Dataset excerpts:
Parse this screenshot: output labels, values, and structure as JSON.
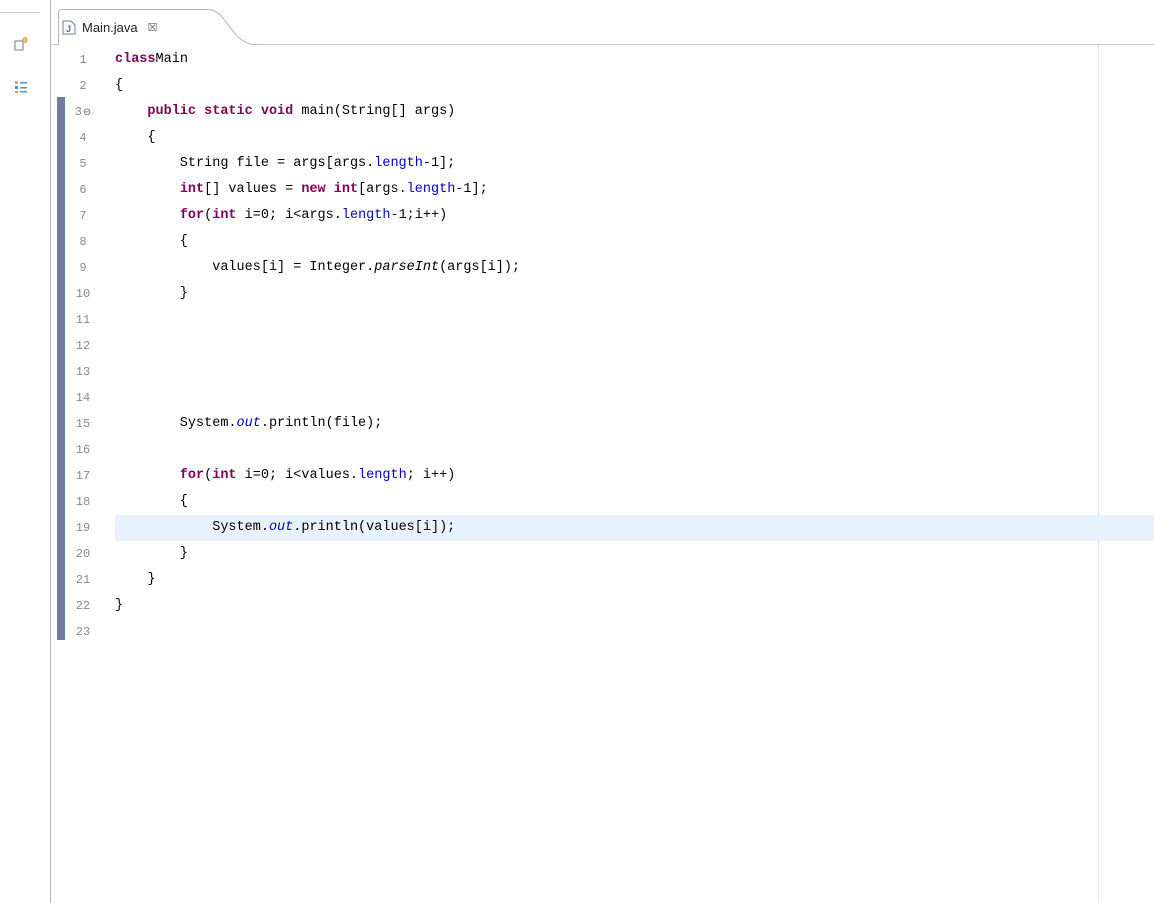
{
  "editor": {
    "tab": {
      "label": "Main.java",
      "close_glyph": "☒"
    },
    "icons": [
      "restore-icon",
      "outline-icon",
      "java-file-icon",
      "close-icon"
    ],
    "colors": {
      "keyword": "#7f0055",
      "field": "#0000c0",
      "line_number": "#8a8a8a",
      "current_line": "#e8f2fe",
      "change_bar": "#6f7da3"
    },
    "current_line": 19,
    "lines": [
      {
        "n": "1",
        "segs": [
          [
            "kw",
            "class"
          ],
          [
            "",
            "Main"
          ]
        ]
      },
      {
        "n": "2",
        "segs": [
          [
            "",
            "{"
          ]
        ]
      },
      {
        "n": "3",
        "fold": "⊖",
        "segs": [
          [
            "",
            "    "
          ],
          [
            "kw",
            "public"
          ],
          [
            "",
            " "
          ],
          [
            "kw",
            "static"
          ],
          [
            "",
            " "
          ],
          [
            "kw",
            "void"
          ],
          [
            "",
            " main(String[] args)"
          ]
        ]
      },
      {
        "n": "4",
        "segs": [
          [
            "",
            "    {"
          ]
        ]
      },
      {
        "n": "5",
        "segs": [
          [
            "",
            "        String file = args[args."
          ],
          [
            "fld",
            "length"
          ],
          [
            "",
            "-1];"
          ]
        ]
      },
      {
        "n": "6",
        "segs": [
          [
            "",
            "        "
          ],
          [
            "kw",
            "int"
          ],
          [
            "",
            "[] values = "
          ],
          [
            "kw",
            "new"
          ],
          [
            "",
            " "
          ],
          [
            "kw",
            "int"
          ],
          [
            "",
            "[args."
          ],
          [
            "fld",
            "length"
          ],
          [
            "",
            "-1];"
          ]
        ]
      },
      {
        "n": "7",
        "segs": [
          [
            "",
            "        "
          ],
          [
            "kw",
            "for"
          ],
          [
            "",
            "("
          ],
          [
            "kw",
            "int"
          ],
          [
            "",
            " i=0; i<args."
          ],
          [
            "fld",
            "length"
          ],
          [
            "",
            "-1;i++)"
          ]
        ]
      },
      {
        "n": "8",
        "segs": [
          [
            "",
            "        {"
          ]
        ]
      },
      {
        "n": "9",
        "segs": [
          [
            "",
            "            values[i] = Integer."
          ],
          [
            "it",
            "parseInt"
          ],
          [
            "",
            "(args[i]);"
          ]
        ]
      },
      {
        "n": "10",
        "segs": [
          [
            "",
            "        }"
          ]
        ]
      },
      {
        "n": "11",
        "segs": []
      },
      {
        "n": "12",
        "segs": []
      },
      {
        "n": "13",
        "segs": []
      },
      {
        "n": "14",
        "segs": []
      },
      {
        "n": "15",
        "segs": [
          [
            "",
            "        System."
          ],
          [
            "fld it",
            "out"
          ],
          [
            "",
            ".println(file);"
          ]
        ]
      },
      {
        "n": "16",
        "segs": []
      },
      {
        "n": "17",
        "segs": [
          [
            "",
            "        "
          ],
          [
            "kw",
            "for"
          ],
          [
            "",
            "("
          ],
          [
            "kw",
            "int"
          ],
          [
            "",
            " i=0; i<values."
          ],
          [
            "fld",
            "length"
          ],
          [
            "",
            "; i++)"
          ]
        ]
      },
      {
        "n": "18",
        "segs": [
          [
            "",
            "        {"
          ]
        ]
      },
      {
        "n": "19",
        "segs": [
          [
            "",
            "            System."
          ],
          [
            "fld it",
            "out"
          ],
          [
            "",
            ".println(values[i]);"
          ]
        ]
      },
      {
        "n": "20",
        "segs": [
          [
            "",
            "        }"
          ]
        ]
      },
      {
        "n": "21",
        "segs": [
          [
            "",
            "    }"
          ]
        ]
      },
      {
        "n": "22",
        "segs": [
          [
            "",
            "}"
          ]
        ]
      },
      {
        "n": "23",
        "segs": []
      }
    ]
  }
}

WHAT TO DO: Make an exact copy of every entry above, minus the images.

RESPONSE TO THE TASK:
Parse this screenshot: output labels, values, and structure as JSON.
{
  "editor": {
    "tab": {
      "label": "Main.java",
      "close_glyph": "☒"
    },
    "icons": [
      "restore-icon",
      "outline-icon",
      "java-file-icon",
      "close-icon"
    ],
    "colors": {
      "keyword": "#7f0055",
      "field": "#0000c0",
      "line_number": "#8a8a8a",
      "current_line": "#e8f2fe",
      "change_bar": "#6f7da3"
    },
    "current_line": 19,
    "lines": [
      {
        "n": "1",
        "segs": [
          [
            "kw",
            "class"
          ],
          [
            "",
            "Main"
          ]
        ]
      },
      {
        "n": "2",
        "segs": [
          [
            "",
            "{"
          ]
        ]
      },
      {
        "n": "3",
        "fold": "⊖",
        "segs": [
          [
            "",
            "    "
          ],
          [
            "kw",
            "public"
          ],
          [
            "",
            " "
          ],
          [
            "kw",
            "static"
          ],
          [
            "",
            " "
          ],
          [
            "kw",
            "void"
          ],
          [
            "",
            " main(String[] args)"
          ]
        ]
      },
      {
        "n": "4",
        "segs": [
          [
            "",
            "    {"
          ]
        ]
      },
      {
        "n": "5",
        "segs": [
          [
            "",
            "        String file = args[args."
          ],
          [
            "fld",
            "length"
          ],
          [
            "",
            "-1];"
          ]
        ]
      },
      {
        "n": "6",
        "segs": [
          [
            "",
            "        "
          ],
          [
            "kw",
            "int"
          ],
          [
            "",
            "[] values = "
          ],
          [
            "kw",
            "new"
          ],
          [
            "",
            " "
          ],
          [
            "kw",
            "int"
          ],
          [
            "",
            "[args."
          ],
          [
            "fld",
            "length"
          ],
          [
            "",
            "-1];"
          ]
        ]
      },
      {
        "n": "7",
        "segs": [
          [
            "",
            "        "
          ],
          [
            "kw",
            "for"
          ],
          [
            "",
            "("
          ],
          [
            "kw",
            "int"
          ],
          [
            "",
            " i=0; i<args."
          ],
          [
            "fld",
            "length"
          ],
          [
            "",
            "-1;i++)"
          ]
        ]
      },
      {
        "n": "8",
        "segs": [
          [
            "",
            "        {"
          ]
        ]
      },
      {
        "n": "9",
        "segs": [
          [
            "",
            "            values[i] = Integer."
          ],
          [
            "it",
            "parseInt"
          ],
          [
            "",
            "(args[i]);"
          ]
        ]
      },
      {
        "n": "10",
        "segs": [
          [
            "",
            "        }"
          ]
        ]
      },
      {
        "n": "11",
        "segs": []
      },
      {
        "n": "12",
        "segs": []
      },
      {
        "n": "13",
        "segs": []
      },
      {
        "n": "14",
        "segs": []
      },
      {
        "n": "15",
        "segs": [
          [
            "",
            "        System."
          ],
          [
            "fld it",
            "out"
          ],
          [
            "",
            ".println(file);"
          ]
        ]
      },
      {
        "n": "16",
        "segs": []
      },
      {
        "n": "17",
        "segs": [
          [
            "",
            "        "
          ],
          [
            "kw",
            "for"
          ],
          [
            "",
            "("
          ],
          [
            "kw",
            "int"
          ],
          [
            "",
            " i=0; i<values."
          ],
          [
            "fld",
            "length"
          ],
          [
            "",
            "; i++)"
          ]
        ]
      },
      {
        "n": "18",
        "segs": [
          [
            "",
            "        {"
          ]
        ]
      },
      {
        "n": "19",
        "segs": [
          [
            "",
            "            System."
          ],
          [
            "fld it",
            "out"
          ],
          [
            "",
            ".println(values[i]);"
          ]
        ]
      },
      {
        "n": "20",
        "segs": [
          [
            "",
            "        }"
          ]
        ]
      },
      {
        "n": "21",
        "segs": [
          [
            "",
            "    }"
          ]
        ]
      },
      {
        "n": "22",
        "segs": [
          [
            "",
            "}"
          ]
        ]
      },
      {
        "n": "23",
        "segs": []
      }
    ]
  }
}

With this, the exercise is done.